EXERCISE BRIEF: Give again the lines from the line with "Type out the text in this image." to the last line of the records, exactly and in full. Do not carry over any pictures.

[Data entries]
-- start --

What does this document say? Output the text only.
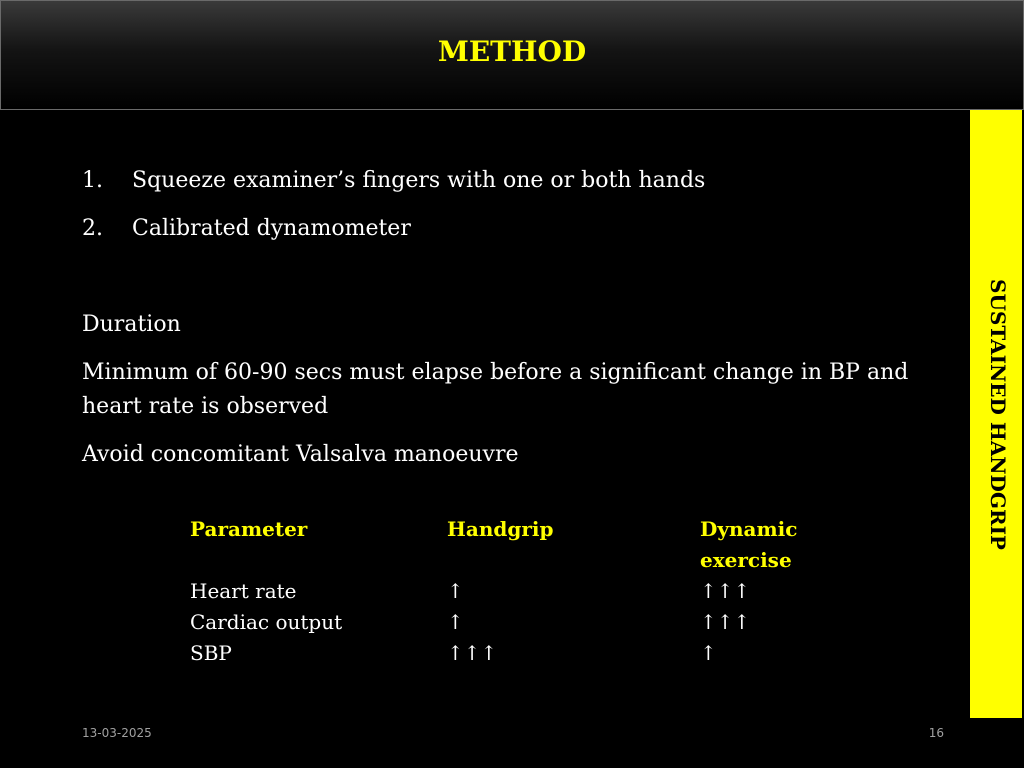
METHOD
SUSTAINED HANDGRIP
1.	Squeeze examiner’s fingers with one or both hands
2.	Calibrated dynamometer
Duration
Minimum of 60-90 secs must elapse before a significant change in BP and heart rate is observed
Avoid concomitant Valsalva manoeuvre
Parameter	Handgrip	Dynamic exercise
Heart rate	↑	↑↑↑
Cardiac output	↑	↑↑↑
SBP	↑↑↑	↑
13-03-2025	16
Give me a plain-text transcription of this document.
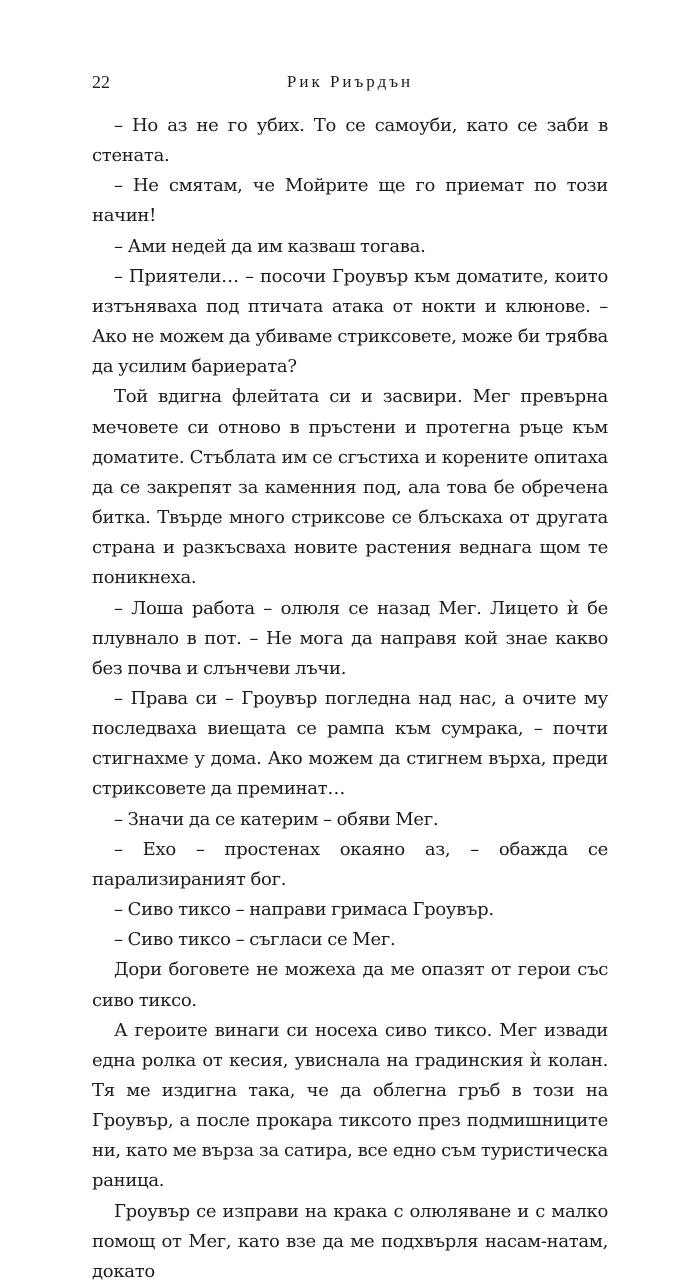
22	Рик Риърдън

– Но аз не го убих. То се самоуби, като се заби в стената.

– Не смятам, че Мойрите ще го приемат по този начин!

– Ами недей да им казваш тогава.

– Приятели… – посочи Гроувър към доматите, които изтъняваха под птичата атака от нокти и клюнове. – Ако не можем да убиваме стриксовете, може би трябва да усилим бариерата?

Той вдигна флейтата си и засвири. Мег превърна мечовете си отново в пръстени и протегна ръце към доматите. Стъблата им се сгъстиха и корените опитаха да се закрепят за каменния под, ала това бе обречена битка. Твърде много стриксове се блъскаха от другата страна и разкъсваха новите растения веднага щом те поникнеха.

– Лоша работа – олюля се назад Мег. Лицето ѝ бе плувнало в пот. – Не мога да направя кой знае какво без почва и слънчеви лъчи.

– Права си – Гроувър погледна над нас, а очите му последваха виещата се рампа към сумрака, – почти стигнахме у дома. Ако можем да стигнем върха, преди стриксовете да преминат…

– Значи да се катерим – обяви Мег.

– Ехо – простенах окаяно аз, – обажда се парализираният бог.

– Сиво тиксо – направи гримаса Гроувър.

– Сиво тиксо – съгласи се Мег.

Дори боговете не можеха да ме опазят от герои със сиво тиксо.

А героите винаги си носеха сиво тиксо. Мег извади една ролка от кесия, увиснала на градинския ѝ колан. Тя ме издигна така, че да облегна гръб в този на Гроувър, а после прокара тиксото през подмишниците ни, като ме върза за сатира, все едно съм туристическа раница.

Гроувър се изправи на крака с олюляване и с малко помощ от Мег, като взе да ме подхвърля насам-натам, докато
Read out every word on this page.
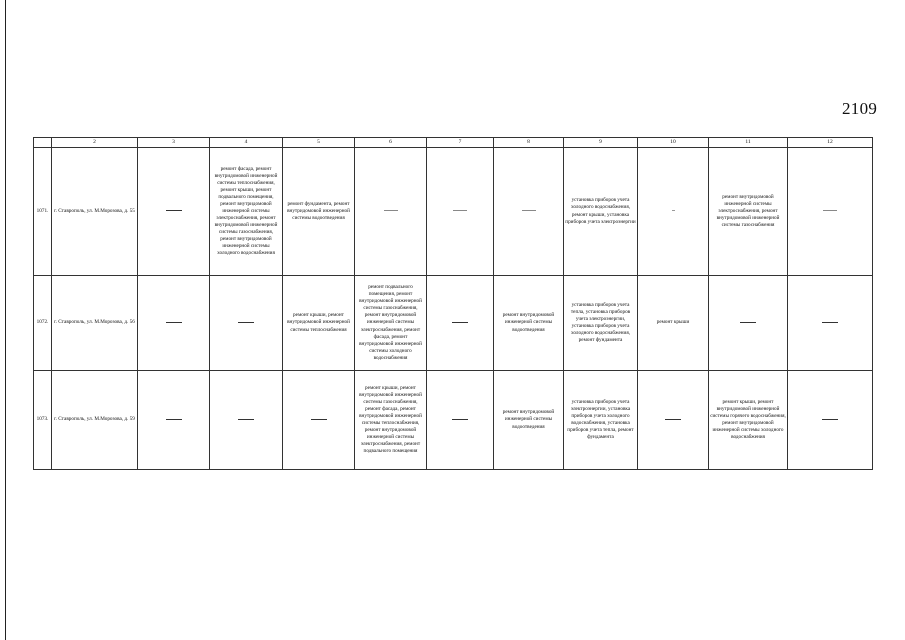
2109
	2	3	4	5	6	7	8	9	10	11	12
1071.	г. Ставрополь, ул. М.Морозова, д. 55		ремонт фасада, ремонт внутридомовой инженерной системы теплоснабжения, ремонт крыши, ремонт подвального помещения, ремонт внутридомовой инженерной системы электроснабжения, ремонт внутридомовой инженерной системы газоснабжения, ремонт внутридомовой инженерной системы холодного водоснабжения	ремонт фундамента, ремонт внутридомовой инженерной системы водоотведения				установка приборов учета холодного водоснабжения, ремонт крыши, установка приборов учета электроэнергии		ремонт внутридомовой инженерной системы электроснабжения, ремонт внутридомовой инженерной системы газоснабжения	
1072.	г. Ставрополь, ул. М.Морозова, д. 56			ремонт крыши, ремонт внутридомовой инженерной системы теплоснабжения	ремонт подвального помещения, ремонт внутридомовой инженерной системы газоснабжения, ремонт внутридомовой инженерной системы электроснабжения, ремонт фасада, ремонт внутридомовой инженерной системы холодного водоснабжения		ремонт внутридомовой инженерной системы водоотведения	установка приборов учета тепла, установка приборов учета электроэнергии, установка приборов учета холодного водоснабжения, ремонт фундамента	ремонт крыши		
1073.	г. Ставрополь, ул. М.Морозова, д. 59				ремонт крыши, ремонт внутридомовой инженерной системы газоснабжения, ремонт фасада, ремонт внутридомовой инженерной системы теплоснабжения, ремонт внутридомовой инженерной системы электроснабжения, ремонт подвального помещения		ремонт внутридомовой инженерной системы водоотведения	установка приборов учета электроэнергии, установка приборов учета холодного водоснабжения, установка приборов учета тепла, ремонт фундамента		ремонт крыши, ремонт внутридомовой инженерной системы горячего водоснабжения, ремонт внутридомовой инженерной системы холодного водоснабжения	
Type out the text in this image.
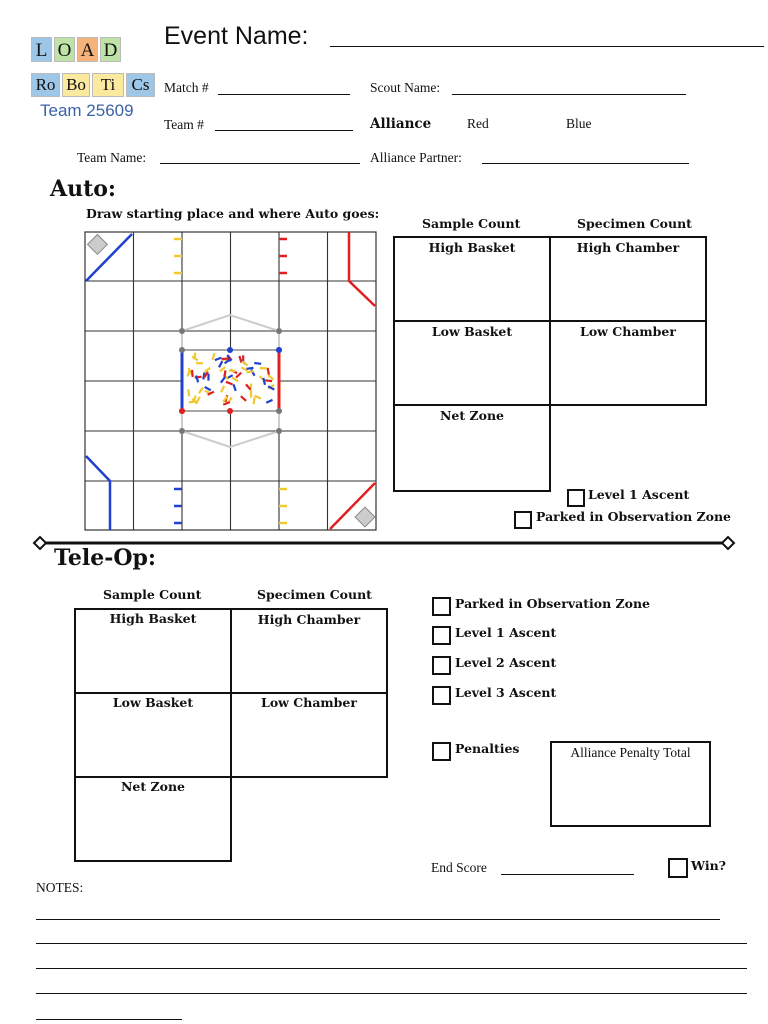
L O A D
Ro Bo Ti Cs
Team 25609
Event Name:
Match #	Scout Name:
Team #	Alliance	Red	Blue
Team Name:	Alliance Partner:
Auto:
Draw starting place and where Auto goes:
Sample Count	Specimen Count
High Basket	High Chamber
Low Basket	Low Chamber
Net Zone
Level 1 Ascent
Parked in Observation Zone
Tele-Op:
Sample Count	Specimen Count
High Basket	High Chamber
Low Basket	Low Chamber
Net Zone
Parked in Observation Zone
Level 1 Ascent
Level 2 Ascent
Level 3 Ascent
Penalties	Alliance Penalty Total
End Score	Win?
NOTES:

-- end --

FINAL RESULT:
Type out the text in this image.
L O A D
Ro Bo Ti Cs
Team 25609
Event Name:
Match #	Scout Name:
Team #	Alliance	Red	Blue
Team Name:	Alliance Partner:
Auto:
Draw starting place and where Auto goes:
Sample Count	Specimen Count
High Basket	High Chamber
Low Basket	Low Chamber
Net Zone
Level 1 Ascent
Parked in Observation Zone
Tele-Op:
Sample Count	Specimen Count
High Basket	High Chamber
Low Basket	Low Chamber
Net Zone
Parked in Observation Zone
Level 1 Ascent
Level 2 Ascent
Level 3 Ascent
Penalties	Alliance Penalty Total
End Score	Win?
NOTES:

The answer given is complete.